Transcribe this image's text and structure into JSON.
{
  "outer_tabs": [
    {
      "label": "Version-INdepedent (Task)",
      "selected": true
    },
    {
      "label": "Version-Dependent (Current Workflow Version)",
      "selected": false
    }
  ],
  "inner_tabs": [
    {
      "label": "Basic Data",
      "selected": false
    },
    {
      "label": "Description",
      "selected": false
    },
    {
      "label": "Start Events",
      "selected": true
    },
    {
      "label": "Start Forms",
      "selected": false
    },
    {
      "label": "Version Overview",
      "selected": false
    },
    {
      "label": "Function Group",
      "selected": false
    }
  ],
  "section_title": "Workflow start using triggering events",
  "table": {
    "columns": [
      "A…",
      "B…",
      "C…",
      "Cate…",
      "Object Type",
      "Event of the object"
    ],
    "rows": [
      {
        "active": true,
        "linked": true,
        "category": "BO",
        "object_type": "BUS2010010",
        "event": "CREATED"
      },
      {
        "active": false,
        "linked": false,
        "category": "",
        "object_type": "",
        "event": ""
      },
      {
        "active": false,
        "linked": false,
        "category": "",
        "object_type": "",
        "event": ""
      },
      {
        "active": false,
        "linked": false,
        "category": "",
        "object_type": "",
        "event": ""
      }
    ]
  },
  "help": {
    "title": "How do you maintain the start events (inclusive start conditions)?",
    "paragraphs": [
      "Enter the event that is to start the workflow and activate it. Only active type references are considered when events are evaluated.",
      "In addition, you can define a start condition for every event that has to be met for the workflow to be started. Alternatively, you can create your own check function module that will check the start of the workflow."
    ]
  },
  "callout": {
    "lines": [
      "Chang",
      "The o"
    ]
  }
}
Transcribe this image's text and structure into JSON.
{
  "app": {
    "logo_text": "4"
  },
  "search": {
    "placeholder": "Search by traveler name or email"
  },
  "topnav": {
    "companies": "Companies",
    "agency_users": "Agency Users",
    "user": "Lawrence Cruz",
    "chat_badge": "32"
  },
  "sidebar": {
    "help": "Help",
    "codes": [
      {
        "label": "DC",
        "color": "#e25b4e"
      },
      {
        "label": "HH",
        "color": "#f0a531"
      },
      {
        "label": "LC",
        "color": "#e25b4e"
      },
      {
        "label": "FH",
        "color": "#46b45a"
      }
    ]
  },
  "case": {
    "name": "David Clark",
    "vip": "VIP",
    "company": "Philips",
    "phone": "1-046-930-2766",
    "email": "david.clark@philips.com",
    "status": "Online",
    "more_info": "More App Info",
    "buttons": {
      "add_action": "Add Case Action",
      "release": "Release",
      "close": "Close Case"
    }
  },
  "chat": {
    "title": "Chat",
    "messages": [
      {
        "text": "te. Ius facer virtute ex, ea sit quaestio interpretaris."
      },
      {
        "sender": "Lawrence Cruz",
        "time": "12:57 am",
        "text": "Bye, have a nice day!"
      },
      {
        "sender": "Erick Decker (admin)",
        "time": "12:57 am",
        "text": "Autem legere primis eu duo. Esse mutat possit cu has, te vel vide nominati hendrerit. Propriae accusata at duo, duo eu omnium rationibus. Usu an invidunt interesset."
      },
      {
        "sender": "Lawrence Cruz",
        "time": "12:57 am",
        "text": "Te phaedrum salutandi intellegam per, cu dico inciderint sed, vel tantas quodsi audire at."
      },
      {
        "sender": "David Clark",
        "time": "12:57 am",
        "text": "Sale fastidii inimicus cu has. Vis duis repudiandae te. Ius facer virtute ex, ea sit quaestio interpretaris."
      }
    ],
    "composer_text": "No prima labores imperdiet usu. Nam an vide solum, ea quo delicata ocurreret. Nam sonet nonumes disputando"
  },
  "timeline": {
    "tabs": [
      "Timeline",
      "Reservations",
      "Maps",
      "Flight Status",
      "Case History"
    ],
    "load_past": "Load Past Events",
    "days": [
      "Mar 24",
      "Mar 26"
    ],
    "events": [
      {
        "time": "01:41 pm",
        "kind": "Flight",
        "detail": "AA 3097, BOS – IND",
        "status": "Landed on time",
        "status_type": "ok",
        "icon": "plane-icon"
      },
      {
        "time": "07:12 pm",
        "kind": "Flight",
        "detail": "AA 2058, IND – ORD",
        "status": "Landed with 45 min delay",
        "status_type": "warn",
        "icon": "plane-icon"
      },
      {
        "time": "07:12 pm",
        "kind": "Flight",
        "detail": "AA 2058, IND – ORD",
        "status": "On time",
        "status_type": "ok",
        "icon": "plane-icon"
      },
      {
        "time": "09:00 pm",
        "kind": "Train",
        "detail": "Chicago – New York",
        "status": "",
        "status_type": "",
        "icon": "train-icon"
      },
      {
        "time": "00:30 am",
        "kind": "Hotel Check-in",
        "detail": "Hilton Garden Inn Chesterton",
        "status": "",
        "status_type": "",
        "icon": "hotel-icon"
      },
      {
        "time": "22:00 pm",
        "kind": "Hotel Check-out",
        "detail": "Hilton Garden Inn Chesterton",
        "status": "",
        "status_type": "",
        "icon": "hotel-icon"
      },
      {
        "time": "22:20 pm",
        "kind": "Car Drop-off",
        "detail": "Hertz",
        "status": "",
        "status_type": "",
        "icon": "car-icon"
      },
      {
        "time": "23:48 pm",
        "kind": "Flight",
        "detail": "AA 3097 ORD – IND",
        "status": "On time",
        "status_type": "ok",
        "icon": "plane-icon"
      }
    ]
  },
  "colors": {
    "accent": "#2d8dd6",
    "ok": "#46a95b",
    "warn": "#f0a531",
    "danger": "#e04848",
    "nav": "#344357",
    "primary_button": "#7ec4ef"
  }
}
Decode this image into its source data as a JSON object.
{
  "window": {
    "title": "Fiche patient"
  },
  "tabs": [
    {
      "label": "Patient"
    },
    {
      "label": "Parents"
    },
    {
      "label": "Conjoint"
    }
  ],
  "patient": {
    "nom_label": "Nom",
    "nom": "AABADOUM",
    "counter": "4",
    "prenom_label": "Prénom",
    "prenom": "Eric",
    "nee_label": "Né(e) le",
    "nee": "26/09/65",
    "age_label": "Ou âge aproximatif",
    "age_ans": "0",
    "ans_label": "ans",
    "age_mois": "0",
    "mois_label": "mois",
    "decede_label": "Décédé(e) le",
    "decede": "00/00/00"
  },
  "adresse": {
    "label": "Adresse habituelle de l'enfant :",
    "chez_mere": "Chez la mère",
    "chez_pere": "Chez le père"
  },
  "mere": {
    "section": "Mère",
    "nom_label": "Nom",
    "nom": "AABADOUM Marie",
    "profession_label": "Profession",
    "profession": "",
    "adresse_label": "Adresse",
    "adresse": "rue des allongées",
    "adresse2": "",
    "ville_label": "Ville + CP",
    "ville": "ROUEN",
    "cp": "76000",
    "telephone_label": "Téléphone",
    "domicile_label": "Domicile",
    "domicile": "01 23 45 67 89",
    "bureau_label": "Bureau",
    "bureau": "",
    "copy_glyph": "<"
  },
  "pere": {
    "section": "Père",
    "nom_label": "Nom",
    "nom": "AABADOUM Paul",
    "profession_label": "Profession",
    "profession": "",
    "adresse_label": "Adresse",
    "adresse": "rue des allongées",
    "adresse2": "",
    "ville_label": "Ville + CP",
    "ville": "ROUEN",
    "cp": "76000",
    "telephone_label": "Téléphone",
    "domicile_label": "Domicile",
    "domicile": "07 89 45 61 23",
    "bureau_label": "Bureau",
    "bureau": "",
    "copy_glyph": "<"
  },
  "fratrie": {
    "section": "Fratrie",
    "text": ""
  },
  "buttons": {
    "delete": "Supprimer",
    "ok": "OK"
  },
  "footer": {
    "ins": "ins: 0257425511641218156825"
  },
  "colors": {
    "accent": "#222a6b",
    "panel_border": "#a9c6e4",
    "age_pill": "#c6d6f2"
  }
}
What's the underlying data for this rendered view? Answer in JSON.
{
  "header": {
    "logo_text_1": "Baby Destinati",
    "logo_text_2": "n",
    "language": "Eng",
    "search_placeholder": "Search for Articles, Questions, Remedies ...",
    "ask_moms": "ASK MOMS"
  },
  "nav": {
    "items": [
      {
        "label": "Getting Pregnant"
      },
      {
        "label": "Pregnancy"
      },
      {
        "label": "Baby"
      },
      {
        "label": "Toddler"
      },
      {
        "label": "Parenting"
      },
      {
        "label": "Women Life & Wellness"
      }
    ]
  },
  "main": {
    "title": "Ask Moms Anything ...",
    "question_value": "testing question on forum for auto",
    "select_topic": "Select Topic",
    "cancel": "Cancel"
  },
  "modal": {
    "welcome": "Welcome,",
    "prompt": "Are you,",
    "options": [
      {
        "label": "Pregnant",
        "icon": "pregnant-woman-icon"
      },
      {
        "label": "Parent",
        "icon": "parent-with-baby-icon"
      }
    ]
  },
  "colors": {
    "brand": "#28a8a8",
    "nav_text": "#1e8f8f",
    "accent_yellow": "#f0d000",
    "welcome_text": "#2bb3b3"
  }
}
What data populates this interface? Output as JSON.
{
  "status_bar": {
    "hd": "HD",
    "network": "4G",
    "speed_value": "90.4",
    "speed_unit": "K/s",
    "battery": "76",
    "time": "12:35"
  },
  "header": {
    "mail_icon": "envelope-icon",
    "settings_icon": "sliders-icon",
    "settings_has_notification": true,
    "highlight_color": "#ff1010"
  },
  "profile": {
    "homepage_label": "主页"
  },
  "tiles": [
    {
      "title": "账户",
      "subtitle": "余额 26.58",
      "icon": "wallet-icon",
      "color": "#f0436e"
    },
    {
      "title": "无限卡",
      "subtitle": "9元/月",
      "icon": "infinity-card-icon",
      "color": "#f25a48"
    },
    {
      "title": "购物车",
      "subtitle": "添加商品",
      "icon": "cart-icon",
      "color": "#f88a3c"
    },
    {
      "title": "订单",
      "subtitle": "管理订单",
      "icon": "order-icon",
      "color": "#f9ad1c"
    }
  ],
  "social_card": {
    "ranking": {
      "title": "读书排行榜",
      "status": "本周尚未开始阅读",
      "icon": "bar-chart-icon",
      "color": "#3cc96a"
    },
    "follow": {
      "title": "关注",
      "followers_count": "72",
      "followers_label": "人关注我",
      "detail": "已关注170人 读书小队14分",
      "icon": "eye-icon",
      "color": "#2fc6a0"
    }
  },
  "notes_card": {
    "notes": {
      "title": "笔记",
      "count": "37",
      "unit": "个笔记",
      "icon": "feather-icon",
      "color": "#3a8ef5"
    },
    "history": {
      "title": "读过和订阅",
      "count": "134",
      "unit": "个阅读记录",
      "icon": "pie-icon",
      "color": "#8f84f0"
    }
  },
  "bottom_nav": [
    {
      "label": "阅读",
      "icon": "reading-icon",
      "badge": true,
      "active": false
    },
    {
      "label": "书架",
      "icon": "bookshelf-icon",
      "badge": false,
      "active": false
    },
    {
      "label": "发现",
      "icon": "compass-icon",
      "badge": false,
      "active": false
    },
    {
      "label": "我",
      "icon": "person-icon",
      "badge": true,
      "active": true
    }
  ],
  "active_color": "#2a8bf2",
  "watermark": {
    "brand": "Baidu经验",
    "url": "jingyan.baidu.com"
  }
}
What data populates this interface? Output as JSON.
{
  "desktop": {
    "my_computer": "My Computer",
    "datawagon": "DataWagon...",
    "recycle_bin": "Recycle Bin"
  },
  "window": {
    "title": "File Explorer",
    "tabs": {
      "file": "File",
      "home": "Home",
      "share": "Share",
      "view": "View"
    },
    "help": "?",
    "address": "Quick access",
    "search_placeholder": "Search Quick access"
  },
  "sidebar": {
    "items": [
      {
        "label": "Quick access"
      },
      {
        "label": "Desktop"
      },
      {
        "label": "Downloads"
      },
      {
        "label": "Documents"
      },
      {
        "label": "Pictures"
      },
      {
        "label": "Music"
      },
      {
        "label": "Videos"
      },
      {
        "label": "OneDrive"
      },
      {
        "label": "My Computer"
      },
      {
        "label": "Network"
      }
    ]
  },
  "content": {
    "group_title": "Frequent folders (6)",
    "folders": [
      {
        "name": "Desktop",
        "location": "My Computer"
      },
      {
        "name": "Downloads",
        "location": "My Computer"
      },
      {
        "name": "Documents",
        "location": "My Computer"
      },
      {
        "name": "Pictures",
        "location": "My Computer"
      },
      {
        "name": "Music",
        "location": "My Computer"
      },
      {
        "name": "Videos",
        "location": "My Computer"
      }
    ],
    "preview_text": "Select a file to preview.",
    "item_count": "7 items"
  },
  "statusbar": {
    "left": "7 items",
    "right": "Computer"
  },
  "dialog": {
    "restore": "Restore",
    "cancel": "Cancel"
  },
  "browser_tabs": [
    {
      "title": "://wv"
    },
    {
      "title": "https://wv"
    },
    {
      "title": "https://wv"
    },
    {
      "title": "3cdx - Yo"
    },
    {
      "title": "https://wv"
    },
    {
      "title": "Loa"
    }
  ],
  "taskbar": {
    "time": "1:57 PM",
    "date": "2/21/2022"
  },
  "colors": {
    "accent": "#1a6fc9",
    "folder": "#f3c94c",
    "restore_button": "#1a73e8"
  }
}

→ **Exercise**
Read the entries above, then pull out the lines that include "AABADOUM".

→ **Solution for this problem**
    "nom": "AABADOUM",
    "nom": "AABADOUM Marie",
    "nom": "AABADOUM Paul",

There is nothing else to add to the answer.